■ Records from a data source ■
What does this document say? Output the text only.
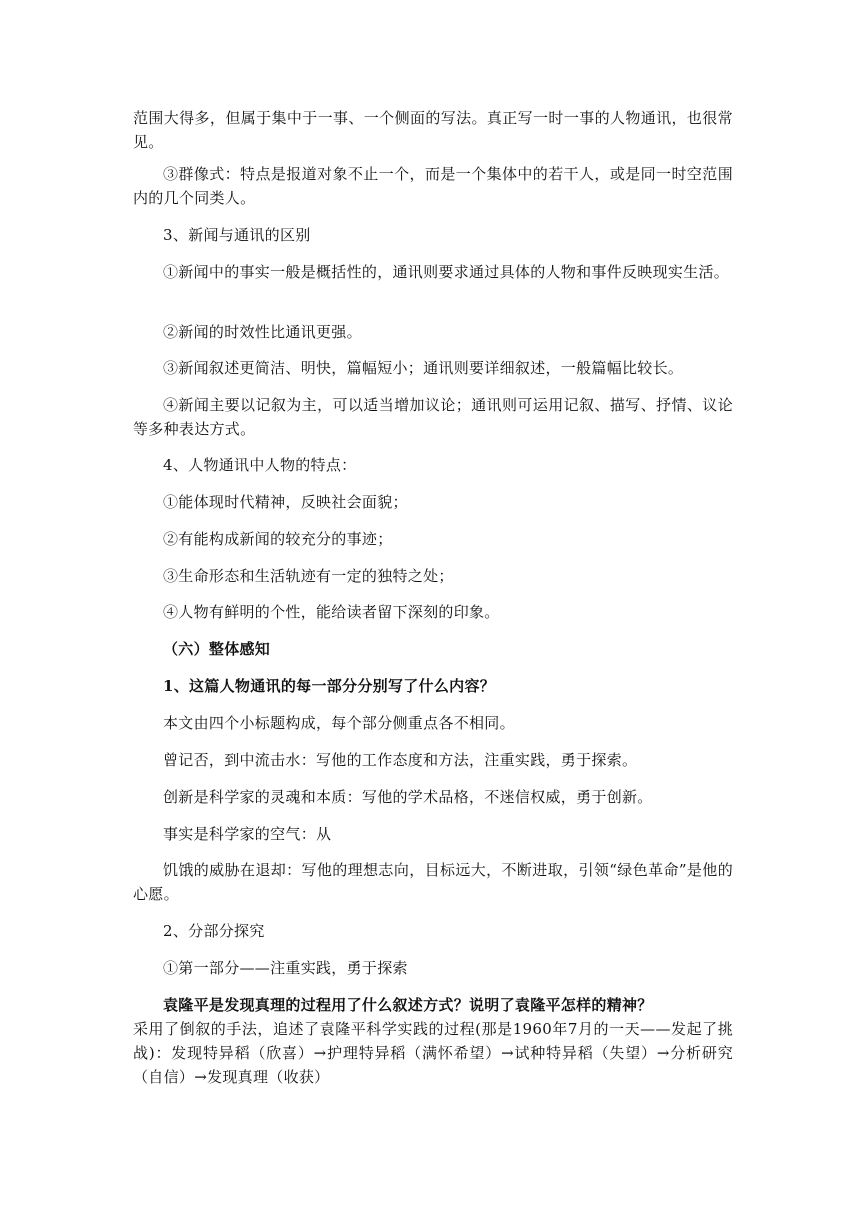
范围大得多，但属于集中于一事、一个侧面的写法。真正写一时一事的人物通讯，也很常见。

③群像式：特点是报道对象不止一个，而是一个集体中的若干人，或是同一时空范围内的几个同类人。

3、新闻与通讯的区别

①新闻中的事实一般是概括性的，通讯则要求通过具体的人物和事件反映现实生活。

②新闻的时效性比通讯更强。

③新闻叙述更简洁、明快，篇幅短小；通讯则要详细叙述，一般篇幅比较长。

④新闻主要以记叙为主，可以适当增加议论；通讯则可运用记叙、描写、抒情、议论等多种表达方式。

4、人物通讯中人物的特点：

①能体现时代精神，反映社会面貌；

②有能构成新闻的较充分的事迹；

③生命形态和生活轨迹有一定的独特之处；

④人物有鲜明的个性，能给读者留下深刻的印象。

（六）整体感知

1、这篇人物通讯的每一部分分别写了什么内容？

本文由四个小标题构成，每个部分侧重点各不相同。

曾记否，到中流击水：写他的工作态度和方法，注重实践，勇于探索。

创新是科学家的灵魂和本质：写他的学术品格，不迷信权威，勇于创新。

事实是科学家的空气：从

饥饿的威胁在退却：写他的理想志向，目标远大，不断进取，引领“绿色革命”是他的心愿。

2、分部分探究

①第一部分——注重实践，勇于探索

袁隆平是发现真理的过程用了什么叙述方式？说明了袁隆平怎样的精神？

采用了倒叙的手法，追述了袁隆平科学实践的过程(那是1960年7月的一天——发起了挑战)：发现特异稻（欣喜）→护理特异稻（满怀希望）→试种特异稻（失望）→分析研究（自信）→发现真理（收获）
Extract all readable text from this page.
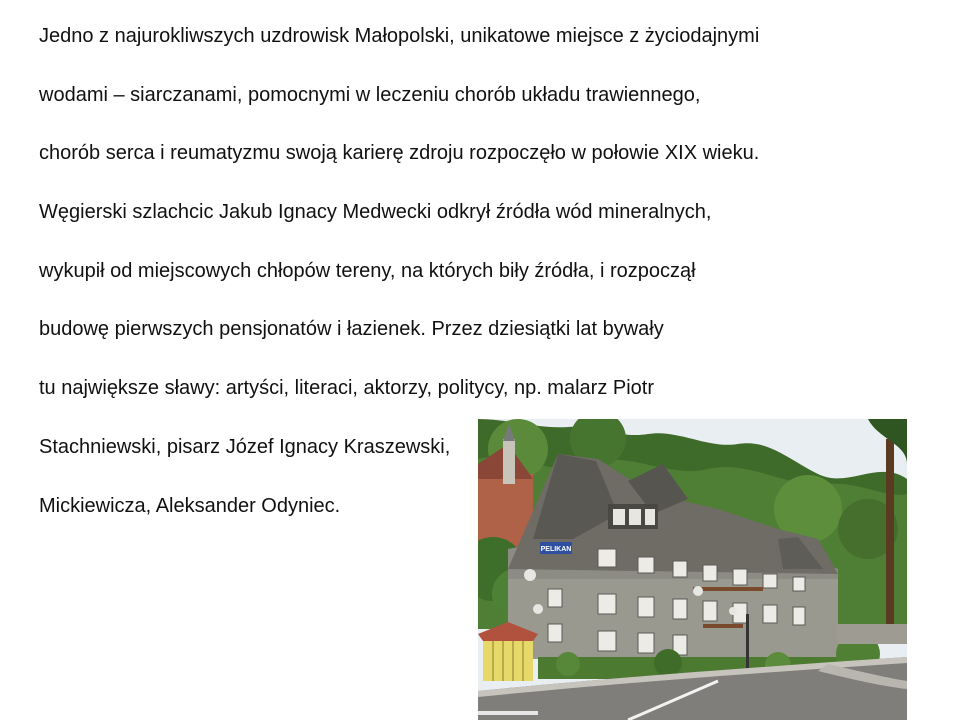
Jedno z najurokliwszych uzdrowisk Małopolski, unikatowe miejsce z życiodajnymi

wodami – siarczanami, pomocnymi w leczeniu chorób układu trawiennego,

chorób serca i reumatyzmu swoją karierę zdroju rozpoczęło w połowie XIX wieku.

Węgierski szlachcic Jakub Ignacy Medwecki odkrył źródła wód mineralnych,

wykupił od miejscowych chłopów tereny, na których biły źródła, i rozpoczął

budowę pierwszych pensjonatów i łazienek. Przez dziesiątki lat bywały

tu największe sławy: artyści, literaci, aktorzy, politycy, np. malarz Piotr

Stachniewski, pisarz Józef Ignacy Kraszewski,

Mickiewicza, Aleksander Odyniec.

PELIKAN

■ Stated goal ■
Without the pictures, copy the material exactly as given.

■ Task response ■
What does this document say? Output the text only.
范围大得多，但属于集中于一事、一个侧面的写法。真正写一时一事的人物通讯，也很常见。

③群像式：特点是报道对象不止一个，而是一个集体中的若干人，或是同一时空范围内的几个同类人。

3、新闻与通讯的区别

①新闻中的事实一般是概括性的，通讯则要求通过具体的人物和事件反映现实生活。

②新闻的时效性比通讯更强。

③新闻叙述更简洁、明快，篇幅短小；通讯则要详细叙述，一般篇幅比较长。

④新闻主要以记叙为主，可以适当增加议论；通讯则可运用记叙、描写、抒情、议论等多种表达方式。

4、人物通讯中人物的特点：

①能体现时代精神，反映社会面貌；

②有能构成新闻的较充分的事迹；

③生命形态和生活轨迹有一定的独特之处；

④人物有鲜明的个性，能给读者留下深刻的印象。

（六）整体感知

1、这篇人物通讯的每一部分分别写了什么内容？

本文由四个小标题构成，每个部分侧重点各不相同。

曾记否，到中流击水：写他的工作态度和方法，注重实践，勇于探索。

创新是科学家的灵魂和本质：写他的学术品格，不迷信权威，勇于创新。

事实是科学家的空气：从

饥饿的威胁在退却：写他的理想志向，目标远大，不断进取，引领“绿色革命”是他的心愿。

2、分部分探究

①第一部分——注重实践，勇于探索

袁隆平是发现真理的过程用了什么叙述方式？说明了袁隆平怎样的精神？

采用了倒叙的手法，追述了袁隆平科学实践的过程(那是1960年7月的一天——发起了挑战)：发现特异稻（欣喜）→护理特异稻（满怀希望）→试种特异稻（失望）→分析研究（自信）→发现真理（收获）
Extract all readable text from this page.
Jedno z najurokliwszych uzdrowisk Małopolski, unikatowe miejsce z życiodajnymi

wodami – siarczanami, pomocnymi w leczeniu chorób układu trawiennego,

chorób serca i reumatyzmu swoją karierę zdroju rozpoczęło w połowie XIX wieku.

Węgierski szlachcic Jakub Ignacy Medwecki odkrył źródła wód mineralnych,

wykupił od miejscowych chłopów tereny, na których biły źródła, i rozpoczął

budowę pierwszych pensjonatów i łazienek. Przez dziesiątki lat bywały

tu największe sławy: artyści, literaci, aktorzy, politycy, np. malarz Piotr

Stachniewski, pisarz Józef Ignacy Kraszewski,

Mickiewicza, Aleksander Odyniec.

PELIKAN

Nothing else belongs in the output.